◆ Work instructions ◆
Answer with a single number, the count of lines holding the word "cube".

::: Entries shown

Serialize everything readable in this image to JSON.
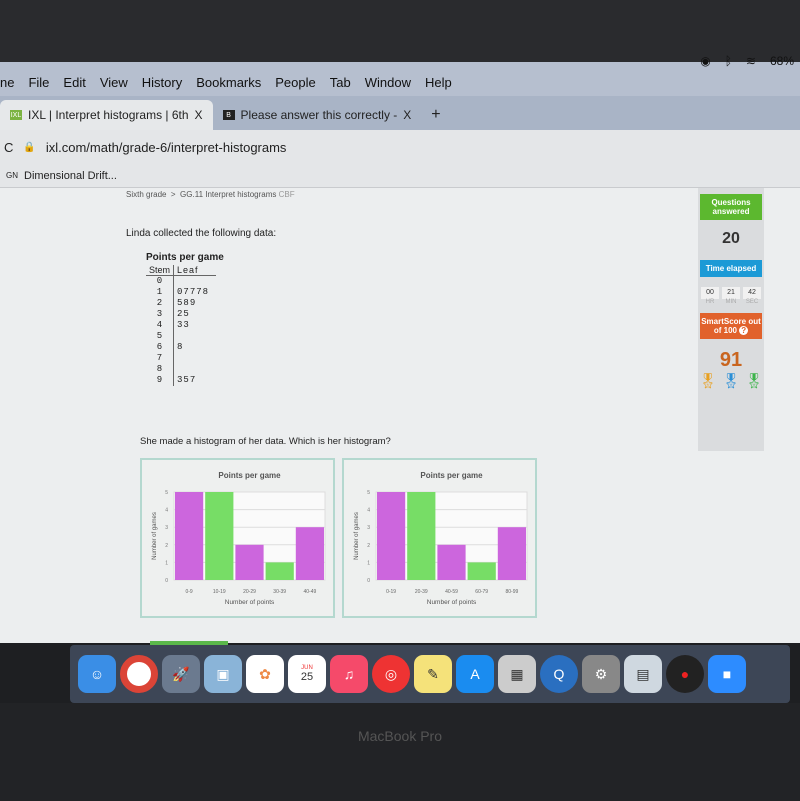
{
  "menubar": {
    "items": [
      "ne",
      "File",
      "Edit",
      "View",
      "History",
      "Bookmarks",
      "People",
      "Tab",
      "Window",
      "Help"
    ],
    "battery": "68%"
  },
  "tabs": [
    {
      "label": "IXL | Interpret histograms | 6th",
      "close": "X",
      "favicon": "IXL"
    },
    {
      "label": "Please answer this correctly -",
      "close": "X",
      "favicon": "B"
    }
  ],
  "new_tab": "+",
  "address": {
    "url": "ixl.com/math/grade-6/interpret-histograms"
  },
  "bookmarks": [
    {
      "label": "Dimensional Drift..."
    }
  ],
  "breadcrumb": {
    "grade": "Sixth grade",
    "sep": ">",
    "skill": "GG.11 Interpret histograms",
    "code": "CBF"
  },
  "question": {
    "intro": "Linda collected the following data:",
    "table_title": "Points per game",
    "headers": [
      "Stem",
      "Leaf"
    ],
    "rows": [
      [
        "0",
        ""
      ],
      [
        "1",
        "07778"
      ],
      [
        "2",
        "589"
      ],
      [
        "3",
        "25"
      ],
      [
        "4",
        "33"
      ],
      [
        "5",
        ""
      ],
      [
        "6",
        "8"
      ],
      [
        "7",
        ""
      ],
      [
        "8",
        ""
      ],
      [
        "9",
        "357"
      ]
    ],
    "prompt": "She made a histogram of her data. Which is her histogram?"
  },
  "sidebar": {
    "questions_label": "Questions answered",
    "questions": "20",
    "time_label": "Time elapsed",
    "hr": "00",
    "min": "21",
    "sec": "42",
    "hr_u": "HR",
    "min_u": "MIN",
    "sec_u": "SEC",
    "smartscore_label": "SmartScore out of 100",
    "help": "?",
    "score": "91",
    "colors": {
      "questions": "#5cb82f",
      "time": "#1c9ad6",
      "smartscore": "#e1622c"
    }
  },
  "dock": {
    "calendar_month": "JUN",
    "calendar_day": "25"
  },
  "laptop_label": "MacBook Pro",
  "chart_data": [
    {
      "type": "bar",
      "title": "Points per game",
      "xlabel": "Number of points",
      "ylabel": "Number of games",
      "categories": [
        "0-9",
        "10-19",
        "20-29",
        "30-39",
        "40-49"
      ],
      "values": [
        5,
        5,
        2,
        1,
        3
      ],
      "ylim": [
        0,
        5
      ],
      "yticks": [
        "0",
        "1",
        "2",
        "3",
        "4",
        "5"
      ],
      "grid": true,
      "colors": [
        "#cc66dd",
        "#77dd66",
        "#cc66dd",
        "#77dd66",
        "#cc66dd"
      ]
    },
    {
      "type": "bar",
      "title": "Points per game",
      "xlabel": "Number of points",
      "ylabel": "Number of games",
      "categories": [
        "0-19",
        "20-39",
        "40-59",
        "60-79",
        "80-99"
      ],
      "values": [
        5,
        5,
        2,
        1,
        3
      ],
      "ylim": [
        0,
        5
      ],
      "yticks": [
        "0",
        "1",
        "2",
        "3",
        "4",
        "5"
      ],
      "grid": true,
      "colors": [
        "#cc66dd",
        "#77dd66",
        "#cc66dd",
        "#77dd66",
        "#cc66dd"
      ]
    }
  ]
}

::::::
::: Entries shown

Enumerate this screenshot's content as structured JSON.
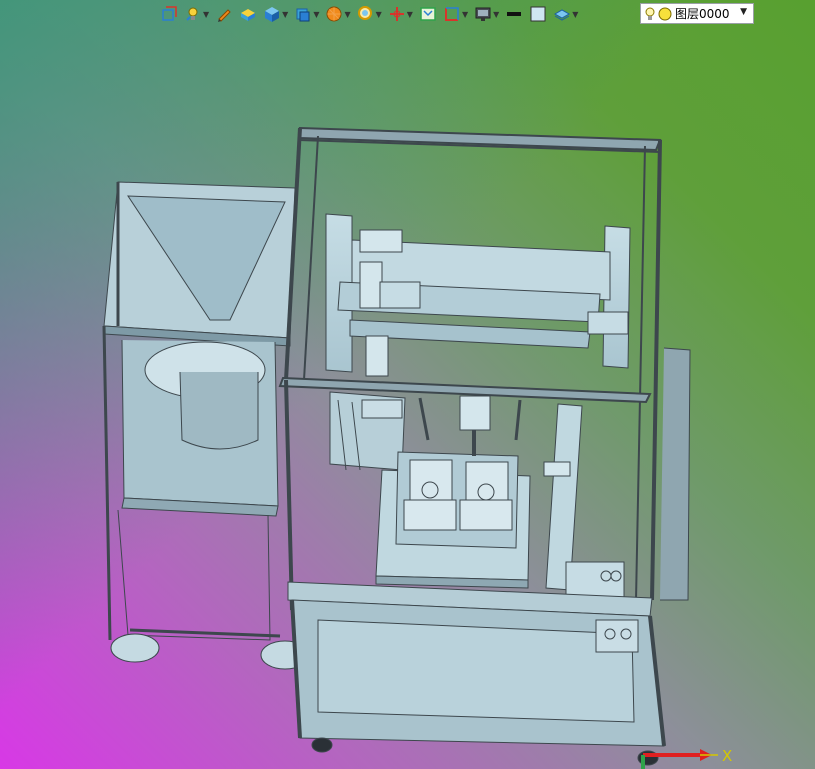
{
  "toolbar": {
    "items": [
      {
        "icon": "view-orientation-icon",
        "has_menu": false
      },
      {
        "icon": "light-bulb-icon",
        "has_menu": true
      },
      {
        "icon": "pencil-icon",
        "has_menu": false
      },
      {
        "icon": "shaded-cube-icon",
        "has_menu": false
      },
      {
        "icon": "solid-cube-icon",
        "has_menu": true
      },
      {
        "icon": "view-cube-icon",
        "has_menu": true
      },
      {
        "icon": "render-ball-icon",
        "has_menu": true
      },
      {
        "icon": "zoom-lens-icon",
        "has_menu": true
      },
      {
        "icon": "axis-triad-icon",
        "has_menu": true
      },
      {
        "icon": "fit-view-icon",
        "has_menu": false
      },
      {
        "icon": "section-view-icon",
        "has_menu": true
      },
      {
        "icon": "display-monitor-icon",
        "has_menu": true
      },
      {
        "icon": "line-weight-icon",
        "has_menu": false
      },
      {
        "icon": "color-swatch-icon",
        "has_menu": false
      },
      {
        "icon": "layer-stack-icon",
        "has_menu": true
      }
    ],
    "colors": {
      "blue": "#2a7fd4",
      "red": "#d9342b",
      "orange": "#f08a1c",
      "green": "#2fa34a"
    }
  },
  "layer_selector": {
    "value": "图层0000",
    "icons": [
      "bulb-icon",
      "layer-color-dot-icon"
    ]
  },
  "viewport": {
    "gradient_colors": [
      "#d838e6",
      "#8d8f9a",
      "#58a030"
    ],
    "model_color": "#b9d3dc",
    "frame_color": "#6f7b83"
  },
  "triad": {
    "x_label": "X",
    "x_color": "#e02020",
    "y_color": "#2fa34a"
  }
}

::::::
::: Entries shown

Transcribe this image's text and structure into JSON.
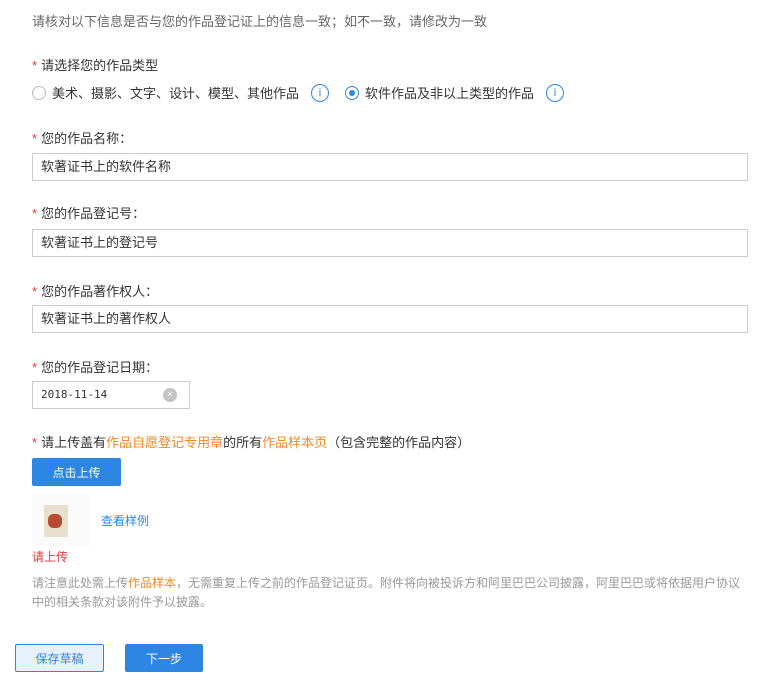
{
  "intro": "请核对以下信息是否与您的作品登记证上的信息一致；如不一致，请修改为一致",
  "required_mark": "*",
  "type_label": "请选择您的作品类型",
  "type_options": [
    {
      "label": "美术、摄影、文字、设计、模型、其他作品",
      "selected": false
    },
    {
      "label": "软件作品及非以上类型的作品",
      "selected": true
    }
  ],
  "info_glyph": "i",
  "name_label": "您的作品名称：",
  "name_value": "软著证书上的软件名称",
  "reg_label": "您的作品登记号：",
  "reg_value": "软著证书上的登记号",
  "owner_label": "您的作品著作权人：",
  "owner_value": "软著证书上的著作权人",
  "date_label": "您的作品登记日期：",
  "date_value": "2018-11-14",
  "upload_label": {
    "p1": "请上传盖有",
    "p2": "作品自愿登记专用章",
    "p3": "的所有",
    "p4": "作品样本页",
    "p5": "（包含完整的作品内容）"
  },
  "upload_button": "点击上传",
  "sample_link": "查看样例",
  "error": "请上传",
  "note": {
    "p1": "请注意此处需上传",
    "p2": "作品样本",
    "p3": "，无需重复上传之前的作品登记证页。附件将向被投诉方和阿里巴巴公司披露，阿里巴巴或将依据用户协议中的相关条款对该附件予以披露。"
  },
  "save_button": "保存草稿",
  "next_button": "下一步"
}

::::::

◆ Written solution ◆
3